(Work required) Find all lines in the listing that include the word "Display", then copy them.

Stored entries:
((
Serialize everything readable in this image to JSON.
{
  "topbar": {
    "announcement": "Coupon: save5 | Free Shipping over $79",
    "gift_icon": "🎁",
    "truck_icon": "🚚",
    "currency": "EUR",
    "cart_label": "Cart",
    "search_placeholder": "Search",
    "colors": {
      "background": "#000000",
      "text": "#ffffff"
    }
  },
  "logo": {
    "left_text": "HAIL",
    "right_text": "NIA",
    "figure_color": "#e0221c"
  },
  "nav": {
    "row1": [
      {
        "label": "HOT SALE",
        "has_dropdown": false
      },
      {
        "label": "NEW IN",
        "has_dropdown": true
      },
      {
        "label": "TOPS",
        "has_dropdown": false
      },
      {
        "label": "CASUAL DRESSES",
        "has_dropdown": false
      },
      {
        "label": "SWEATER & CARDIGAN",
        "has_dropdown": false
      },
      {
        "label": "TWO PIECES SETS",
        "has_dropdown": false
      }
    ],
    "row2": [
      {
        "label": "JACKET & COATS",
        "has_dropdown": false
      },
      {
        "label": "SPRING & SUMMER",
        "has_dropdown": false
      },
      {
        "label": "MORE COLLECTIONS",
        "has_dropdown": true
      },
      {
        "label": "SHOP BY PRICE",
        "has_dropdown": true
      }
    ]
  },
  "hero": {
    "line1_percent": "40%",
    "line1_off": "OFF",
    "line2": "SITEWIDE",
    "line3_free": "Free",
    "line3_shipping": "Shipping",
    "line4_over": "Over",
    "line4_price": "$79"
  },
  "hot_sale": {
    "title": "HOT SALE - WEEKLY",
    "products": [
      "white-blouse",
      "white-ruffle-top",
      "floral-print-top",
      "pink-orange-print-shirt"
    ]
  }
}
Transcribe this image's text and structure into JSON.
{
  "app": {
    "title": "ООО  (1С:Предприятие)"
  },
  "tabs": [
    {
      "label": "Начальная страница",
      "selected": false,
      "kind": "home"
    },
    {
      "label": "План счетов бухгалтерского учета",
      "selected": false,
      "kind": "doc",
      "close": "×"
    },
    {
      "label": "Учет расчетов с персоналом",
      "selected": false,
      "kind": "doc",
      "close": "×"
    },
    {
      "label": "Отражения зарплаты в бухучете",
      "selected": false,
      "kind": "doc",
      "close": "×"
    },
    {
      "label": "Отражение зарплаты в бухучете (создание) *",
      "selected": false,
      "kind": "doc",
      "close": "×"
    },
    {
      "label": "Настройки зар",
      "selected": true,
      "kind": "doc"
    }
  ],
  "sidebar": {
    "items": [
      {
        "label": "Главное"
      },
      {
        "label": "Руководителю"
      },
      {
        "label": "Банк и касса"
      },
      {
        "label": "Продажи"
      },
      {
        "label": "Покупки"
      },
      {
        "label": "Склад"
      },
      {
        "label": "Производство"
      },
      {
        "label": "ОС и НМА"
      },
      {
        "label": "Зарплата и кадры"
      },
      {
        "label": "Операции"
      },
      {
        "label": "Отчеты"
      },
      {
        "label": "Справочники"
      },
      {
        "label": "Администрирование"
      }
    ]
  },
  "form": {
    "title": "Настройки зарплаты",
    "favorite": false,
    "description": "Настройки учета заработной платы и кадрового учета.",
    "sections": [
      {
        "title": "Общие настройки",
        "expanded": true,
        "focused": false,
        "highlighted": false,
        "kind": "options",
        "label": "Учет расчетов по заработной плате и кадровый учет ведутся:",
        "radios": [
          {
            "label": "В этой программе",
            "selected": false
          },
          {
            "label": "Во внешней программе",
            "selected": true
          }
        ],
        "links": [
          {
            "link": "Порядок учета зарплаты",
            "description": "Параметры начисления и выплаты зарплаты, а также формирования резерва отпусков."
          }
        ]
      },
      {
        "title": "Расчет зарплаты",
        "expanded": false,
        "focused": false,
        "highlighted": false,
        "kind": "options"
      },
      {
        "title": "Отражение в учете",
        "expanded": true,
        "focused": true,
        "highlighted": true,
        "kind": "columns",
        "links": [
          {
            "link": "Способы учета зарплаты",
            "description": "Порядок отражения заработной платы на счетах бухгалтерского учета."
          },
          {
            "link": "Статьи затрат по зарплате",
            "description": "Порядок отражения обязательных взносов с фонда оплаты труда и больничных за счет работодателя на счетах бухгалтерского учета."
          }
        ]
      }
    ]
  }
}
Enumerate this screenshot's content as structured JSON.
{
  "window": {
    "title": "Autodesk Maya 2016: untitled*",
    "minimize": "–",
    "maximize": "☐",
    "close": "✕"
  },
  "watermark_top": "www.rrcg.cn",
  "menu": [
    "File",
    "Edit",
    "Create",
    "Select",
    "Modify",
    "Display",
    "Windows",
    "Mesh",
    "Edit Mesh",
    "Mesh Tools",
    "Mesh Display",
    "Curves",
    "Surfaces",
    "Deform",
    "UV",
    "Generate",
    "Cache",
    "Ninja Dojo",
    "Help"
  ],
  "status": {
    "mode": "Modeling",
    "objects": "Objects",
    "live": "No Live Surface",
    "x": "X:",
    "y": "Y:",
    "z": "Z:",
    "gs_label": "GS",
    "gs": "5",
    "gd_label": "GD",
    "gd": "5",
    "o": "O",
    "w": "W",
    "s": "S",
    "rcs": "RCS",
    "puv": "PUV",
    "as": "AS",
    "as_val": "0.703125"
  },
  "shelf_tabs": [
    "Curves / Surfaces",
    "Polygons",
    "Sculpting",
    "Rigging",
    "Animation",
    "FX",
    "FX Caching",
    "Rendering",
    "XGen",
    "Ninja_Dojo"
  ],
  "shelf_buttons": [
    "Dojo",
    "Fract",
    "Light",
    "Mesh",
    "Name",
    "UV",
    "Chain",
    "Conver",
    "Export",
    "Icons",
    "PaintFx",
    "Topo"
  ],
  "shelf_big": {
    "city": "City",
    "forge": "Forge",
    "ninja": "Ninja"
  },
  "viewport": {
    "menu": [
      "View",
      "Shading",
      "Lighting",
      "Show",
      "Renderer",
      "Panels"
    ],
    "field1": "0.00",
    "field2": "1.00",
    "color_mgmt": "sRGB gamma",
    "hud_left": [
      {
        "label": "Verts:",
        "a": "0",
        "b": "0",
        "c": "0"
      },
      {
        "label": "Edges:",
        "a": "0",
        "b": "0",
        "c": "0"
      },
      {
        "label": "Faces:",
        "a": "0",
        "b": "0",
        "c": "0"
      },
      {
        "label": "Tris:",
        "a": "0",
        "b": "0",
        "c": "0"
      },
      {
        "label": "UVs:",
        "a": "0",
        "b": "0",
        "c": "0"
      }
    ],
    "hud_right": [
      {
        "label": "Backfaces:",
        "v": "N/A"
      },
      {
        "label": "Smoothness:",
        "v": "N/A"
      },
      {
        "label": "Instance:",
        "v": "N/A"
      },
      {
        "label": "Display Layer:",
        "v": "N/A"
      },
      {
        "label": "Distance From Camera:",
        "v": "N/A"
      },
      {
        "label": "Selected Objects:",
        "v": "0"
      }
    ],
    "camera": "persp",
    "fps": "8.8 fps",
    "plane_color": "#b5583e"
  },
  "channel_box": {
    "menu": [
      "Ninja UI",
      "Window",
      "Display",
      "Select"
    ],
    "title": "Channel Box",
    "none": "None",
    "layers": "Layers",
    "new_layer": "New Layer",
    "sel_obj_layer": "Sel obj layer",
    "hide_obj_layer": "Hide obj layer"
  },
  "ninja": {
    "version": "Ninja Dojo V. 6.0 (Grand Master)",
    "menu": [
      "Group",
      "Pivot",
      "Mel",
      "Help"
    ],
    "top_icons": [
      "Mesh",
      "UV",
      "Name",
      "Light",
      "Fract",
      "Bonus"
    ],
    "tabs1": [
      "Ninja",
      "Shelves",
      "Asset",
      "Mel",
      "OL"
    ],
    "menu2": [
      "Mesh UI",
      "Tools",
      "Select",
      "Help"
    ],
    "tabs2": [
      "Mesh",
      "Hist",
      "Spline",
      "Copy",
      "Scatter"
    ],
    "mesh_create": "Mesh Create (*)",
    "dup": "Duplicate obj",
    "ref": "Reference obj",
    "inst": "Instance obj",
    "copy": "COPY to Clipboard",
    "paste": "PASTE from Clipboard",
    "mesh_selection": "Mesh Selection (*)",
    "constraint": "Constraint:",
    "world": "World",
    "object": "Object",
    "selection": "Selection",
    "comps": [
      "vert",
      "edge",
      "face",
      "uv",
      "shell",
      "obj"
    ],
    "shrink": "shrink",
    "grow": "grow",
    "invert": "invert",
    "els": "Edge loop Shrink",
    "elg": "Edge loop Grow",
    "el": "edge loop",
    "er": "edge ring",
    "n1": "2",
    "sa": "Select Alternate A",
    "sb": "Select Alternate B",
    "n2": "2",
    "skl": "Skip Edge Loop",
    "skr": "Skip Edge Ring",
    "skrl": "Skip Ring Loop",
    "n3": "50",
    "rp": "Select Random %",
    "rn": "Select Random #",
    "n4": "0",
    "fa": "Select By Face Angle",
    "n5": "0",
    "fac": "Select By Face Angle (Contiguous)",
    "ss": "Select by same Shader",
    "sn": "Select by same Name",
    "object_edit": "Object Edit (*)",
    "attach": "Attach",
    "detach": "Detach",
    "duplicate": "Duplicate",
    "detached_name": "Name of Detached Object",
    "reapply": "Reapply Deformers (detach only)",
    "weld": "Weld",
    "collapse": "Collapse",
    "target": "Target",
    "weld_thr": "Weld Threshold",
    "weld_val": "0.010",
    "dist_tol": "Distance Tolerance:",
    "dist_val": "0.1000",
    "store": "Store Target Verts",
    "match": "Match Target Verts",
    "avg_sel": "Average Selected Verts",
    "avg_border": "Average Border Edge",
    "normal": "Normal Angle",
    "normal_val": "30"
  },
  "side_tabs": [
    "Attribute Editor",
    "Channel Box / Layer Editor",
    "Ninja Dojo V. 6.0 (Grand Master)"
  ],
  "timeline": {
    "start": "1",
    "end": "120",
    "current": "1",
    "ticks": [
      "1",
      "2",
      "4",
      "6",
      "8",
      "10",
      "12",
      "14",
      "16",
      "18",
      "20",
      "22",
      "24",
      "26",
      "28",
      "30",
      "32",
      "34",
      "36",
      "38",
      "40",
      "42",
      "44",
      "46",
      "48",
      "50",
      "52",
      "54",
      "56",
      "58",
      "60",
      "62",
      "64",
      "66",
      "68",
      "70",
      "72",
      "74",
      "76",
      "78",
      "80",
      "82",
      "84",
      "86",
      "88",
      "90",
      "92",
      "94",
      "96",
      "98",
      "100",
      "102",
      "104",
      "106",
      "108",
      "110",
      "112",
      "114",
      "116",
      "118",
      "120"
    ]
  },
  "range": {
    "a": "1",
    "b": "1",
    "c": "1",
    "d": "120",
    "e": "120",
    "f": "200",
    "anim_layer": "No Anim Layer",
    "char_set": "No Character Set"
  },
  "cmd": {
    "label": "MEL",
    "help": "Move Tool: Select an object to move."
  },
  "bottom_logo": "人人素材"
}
))
(Answer for the task)
    "Display",
    "Mesh Display",
        "label": "Display Layer:",
      "Display",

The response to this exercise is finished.